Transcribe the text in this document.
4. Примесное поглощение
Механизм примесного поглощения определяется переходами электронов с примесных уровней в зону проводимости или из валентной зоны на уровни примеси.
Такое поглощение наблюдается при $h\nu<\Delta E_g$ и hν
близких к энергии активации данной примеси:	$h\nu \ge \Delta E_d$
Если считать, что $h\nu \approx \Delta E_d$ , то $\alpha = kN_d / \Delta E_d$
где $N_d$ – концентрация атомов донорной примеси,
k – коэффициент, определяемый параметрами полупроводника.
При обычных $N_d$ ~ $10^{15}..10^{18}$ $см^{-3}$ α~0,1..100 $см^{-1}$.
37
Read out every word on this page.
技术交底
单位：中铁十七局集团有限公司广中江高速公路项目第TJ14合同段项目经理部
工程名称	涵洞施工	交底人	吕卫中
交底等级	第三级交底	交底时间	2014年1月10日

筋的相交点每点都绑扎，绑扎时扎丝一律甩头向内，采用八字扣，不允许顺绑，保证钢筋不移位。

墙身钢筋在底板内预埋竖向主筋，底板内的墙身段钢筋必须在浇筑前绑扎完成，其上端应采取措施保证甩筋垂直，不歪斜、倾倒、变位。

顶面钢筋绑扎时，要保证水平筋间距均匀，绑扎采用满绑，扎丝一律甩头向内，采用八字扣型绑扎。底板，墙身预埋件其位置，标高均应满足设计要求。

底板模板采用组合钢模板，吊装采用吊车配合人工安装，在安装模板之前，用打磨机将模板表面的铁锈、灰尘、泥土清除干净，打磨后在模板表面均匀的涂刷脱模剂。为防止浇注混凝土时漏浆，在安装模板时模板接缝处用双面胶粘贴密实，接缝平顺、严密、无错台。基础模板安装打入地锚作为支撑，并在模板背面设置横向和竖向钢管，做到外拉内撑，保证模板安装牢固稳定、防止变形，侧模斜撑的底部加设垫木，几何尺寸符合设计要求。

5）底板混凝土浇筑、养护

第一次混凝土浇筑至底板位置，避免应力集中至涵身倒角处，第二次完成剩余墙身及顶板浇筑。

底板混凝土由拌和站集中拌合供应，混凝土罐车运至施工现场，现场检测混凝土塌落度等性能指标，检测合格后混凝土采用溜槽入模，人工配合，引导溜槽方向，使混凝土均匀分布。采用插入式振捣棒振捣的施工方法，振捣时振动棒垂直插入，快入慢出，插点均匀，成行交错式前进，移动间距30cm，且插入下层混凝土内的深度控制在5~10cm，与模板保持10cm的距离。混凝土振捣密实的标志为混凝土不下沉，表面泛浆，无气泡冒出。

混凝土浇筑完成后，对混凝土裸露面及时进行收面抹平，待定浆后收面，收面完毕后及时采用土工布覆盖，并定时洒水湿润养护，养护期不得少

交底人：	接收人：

#####

Output the entries verbatim.

Solution to the problem
Transcribe the text in this document.
4. Примесное поглощение
Механизм примесного поглощения определяется переходами электронов с примесных уровней в зону проводимости или из валентной зоны на уровни примеси.
Такое поглощение наблюдается при $h\nu<\Delta E_g$ и hν
близких к энергии активации данной примеси:	$h\nu \ge \Delta E_d$
Если считать, что $h\nu \approx \Delta E_d$ , то $\alpha = kN_d / \Delta E_d$
где $N_d$ – концентрация атомов донорной примеси,
k – коэффициент, определяемый параметрами полупроводника.
При обычных $N_d$ ~ $10^{15}..10^{18}$ $см^{-3}$ α~0,1..100 $см^{-1}$.
37
Read out every word on this page.
技术交底
单位：中铁十七局集团有限公司广中江高速公路项目第TJ14合同段项目经理部
工程名称	涵洞施工	交底人	吕卫中
交底等级	第三级交底	交底时间	2014年1月10日

筋的相交点每点都绑扎，绑扎时扎丝一律甩头向内，采用八字扣，不允许顺绑，保证钢筋不移位。

墙身钢筋在底板内预埋竖向主筋，底板内的墙身段钢筋必须在浇筑前绑扎完成，其上端应采取措施保证甩筋垂直，不歪斜、倾倒、变位。

顶面钢筋绑扎时，要保证水平筋间距均匀，绑扎采用满绑，扎丝一律甩头向内，采用八字扣型绑扎。底板，墙身预埋件其位置，标高均应满足设计要求。

底板模板采用组合钢模板，吊装采用吊车配合人工安装，在安装模板之前，用打磨机将模板表面的铁锈、灰尘、泥土清除干净，打磨后在模板表面均匀的涂刷脱模剂。为防止浇注混凝土时漏浆，在安装模板时模板接缝处用双面胶粘贴密实，接缝平顺、严密、无错台。基础模板安装打入地锚作为支撑，并在模板背面设置横向和竖向钢管，做到外拉内撑，保证模板安装牢固稳定、防止变形，侧模斜撑的底部加设垫木，几何尺寸符合设计要求。

5）底板混凝土浇筑、养护

第一次混凝土浇筑至底板位置，避免应力集中至涵身倒角处，第二次完成剩余墙身及顶板浇筑。

底板混凝土由拌和站集中拌合供应，混凝土罐车运至施工现场，现场检测混凝土塌落度等性能指标，检测合格后混凝土采用溜槽入模，人工配合，引导溜槽方向，使混凝土均匀分布。采用插入式振捣棒振捣的施工方法，振捣时振动棒垂直插入，快入慢出，插点均匀，成行交错式前进，移动间距30cm，且插入下层混凝土内的深度控制在5~10cm，与模板保持10cm的距离。混凝土振捣密实的标志为混凝土不下沉，表面泛浆，无气泡冒出。

混凝土浇筑完成后，对混凝土裸露面及时进行收面抹平，待定浆后收面，收面完毕后及时采用土工布覆盖，并定时洒水湿润养护，养护期不得少

交底人：	接收人：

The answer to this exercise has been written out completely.